[Directions] Pictures aside, repeat every entry exactly.

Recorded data
>>>>>

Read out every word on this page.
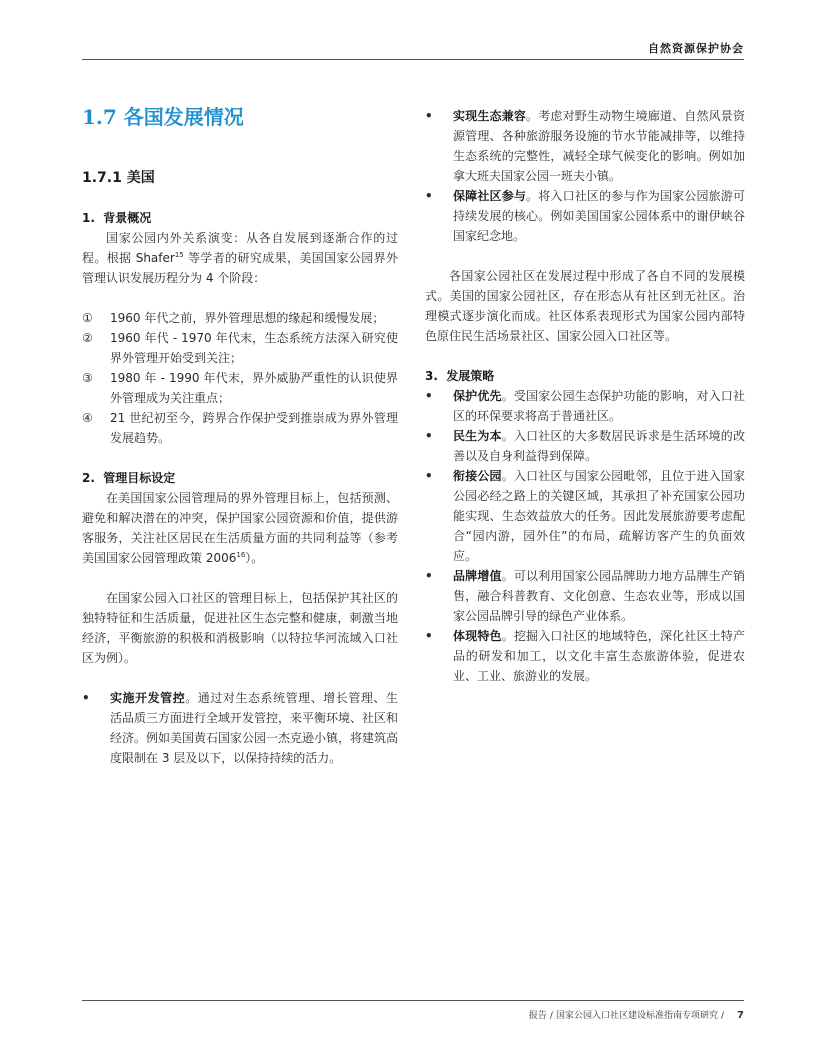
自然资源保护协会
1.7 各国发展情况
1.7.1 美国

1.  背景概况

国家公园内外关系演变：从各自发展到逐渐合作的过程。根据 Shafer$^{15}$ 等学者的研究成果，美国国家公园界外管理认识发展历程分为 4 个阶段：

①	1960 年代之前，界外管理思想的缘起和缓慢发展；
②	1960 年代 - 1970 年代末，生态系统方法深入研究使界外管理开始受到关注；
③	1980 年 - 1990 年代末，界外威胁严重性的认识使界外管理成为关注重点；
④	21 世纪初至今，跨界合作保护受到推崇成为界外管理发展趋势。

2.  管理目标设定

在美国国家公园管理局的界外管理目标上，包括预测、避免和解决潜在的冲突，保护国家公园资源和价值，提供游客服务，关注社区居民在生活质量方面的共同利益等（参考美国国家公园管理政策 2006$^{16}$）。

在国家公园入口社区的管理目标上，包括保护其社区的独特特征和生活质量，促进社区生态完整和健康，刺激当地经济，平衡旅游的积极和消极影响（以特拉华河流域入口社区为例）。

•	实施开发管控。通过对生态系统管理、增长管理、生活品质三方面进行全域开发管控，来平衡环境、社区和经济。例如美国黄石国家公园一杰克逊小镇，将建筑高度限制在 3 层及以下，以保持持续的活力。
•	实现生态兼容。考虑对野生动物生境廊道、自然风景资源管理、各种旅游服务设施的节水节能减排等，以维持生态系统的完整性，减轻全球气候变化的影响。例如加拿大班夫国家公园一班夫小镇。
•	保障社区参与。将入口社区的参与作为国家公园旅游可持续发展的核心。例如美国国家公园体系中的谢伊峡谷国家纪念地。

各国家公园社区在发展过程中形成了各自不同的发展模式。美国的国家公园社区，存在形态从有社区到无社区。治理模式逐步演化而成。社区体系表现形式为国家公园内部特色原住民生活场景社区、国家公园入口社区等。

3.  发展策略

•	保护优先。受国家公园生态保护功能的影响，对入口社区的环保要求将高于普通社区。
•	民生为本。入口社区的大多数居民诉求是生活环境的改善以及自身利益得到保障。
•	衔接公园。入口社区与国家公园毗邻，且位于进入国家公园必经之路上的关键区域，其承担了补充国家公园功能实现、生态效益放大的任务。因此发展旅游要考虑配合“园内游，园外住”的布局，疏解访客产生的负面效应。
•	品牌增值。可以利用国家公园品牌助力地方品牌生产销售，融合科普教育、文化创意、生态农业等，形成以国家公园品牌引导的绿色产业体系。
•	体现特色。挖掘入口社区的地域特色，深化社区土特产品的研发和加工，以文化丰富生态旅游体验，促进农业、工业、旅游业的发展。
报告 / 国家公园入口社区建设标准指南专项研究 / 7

<<<<<

[Response to this exercise]
Read out every word on this page.
自然资源保护协会
1.7 各国发展情况
1.7.1 美国

1.  背景概况

国家公园内外关系演变：从各自发展到逐渐合作的过程。根据 Shafer$^{15}$ 等学者的研究成果，美国国家公园界外管理认识发展历程分为 4 个阶段：

①	1960 年代之前，界外管理思想的缘起和缓慢发展；
②	1960 年代 - 1970 年代末，生态系统方法深入研究使界外管理开始受到关注；
③	1980 年 - 1990 年代末，界外威胁严重性的认识使界外管理成为关注重点；
④	21 世纪初至今，跨界合作保护受到推崇成为界外管理发展趋势。

2.  管理目标设定

在美国国家公园管理局的界外管理目标上，包括预测、避免和解决潜在的冲突，保护国家公园资源和价值，提供游客服务，关注社区居民在生活质量方面的共同利益等（参考美国国家公园管理政策 2006$^{16}$）。

在国家公园入口社区的管理目标上，包括保护其社区的独特特征和生活质量，促进社区生态完整和健康，刺激当地经济，平衡旅游的积极和消极影响（以特拉华河流域入口社区为例）。

•	实施开发管控。通过对生态系统管理、增长管理、生活品质三方面进行全域开发管控，来平衡环境、社区和经济。例如美国黄石国家公园一杰克逊小镇，将建筑高度限制在 3 层及以下，以保持持续的活力。
•	实现生态兼容。考虑对野生动物生境廊道、自然风景资源管理、各种旅游服务设施的节水节能减排等，以维持生态系统的完整性，减轻全球气候变化的影响。例如加拿大班夫国家公园一班夫小镇。
•	保障社区参与。将入口社区的参与作为国家公园旅游可持续发展的核心。例如美国国家公园体系中的谢伊峡谷国家纪念地。

各国家公园社区在发展过程中形成了各自不同的发展模式。美国的国家公园社区，存在形态从有社区到无社区。治理模式逐步演化而成。社区体系表现形式为国家公园内部特色原住民生活场景社区、国家公园入口社区等。

3.  发展策略

•	保护优先。受国家公园生态保护功能的影响，对入口社区的环保要求将高于普通社区。
•	民生为本。入口社区的大多数居民诉求是生活环境的改善以及自身利益得到保障。
•	衔接公园。入口社区与国家公园毗邻，且位于进入国家公园必经之路上的关键区域，其承担了补充国家公园功能实现、生态效益放大的任务。因此发展旅游要考虑配合“园内游，园外住”的布局，疏解访客产生的负面效应。
•	品牌增值。可以利用国家公园品牌助力地方品牌生产销售，融合科普教育、文化创意、生态农业等，形成以国家公园品牌引导的绿色产业体系。
•	体现特色。挖掘入口社区的地域特色，深化社区土特产品的研发和加工，以文化丰富生态旅游体验，促进农业、工业、旅游业的发展。
报告 / 国家公园入口社区建设标准指南专项研究 / 7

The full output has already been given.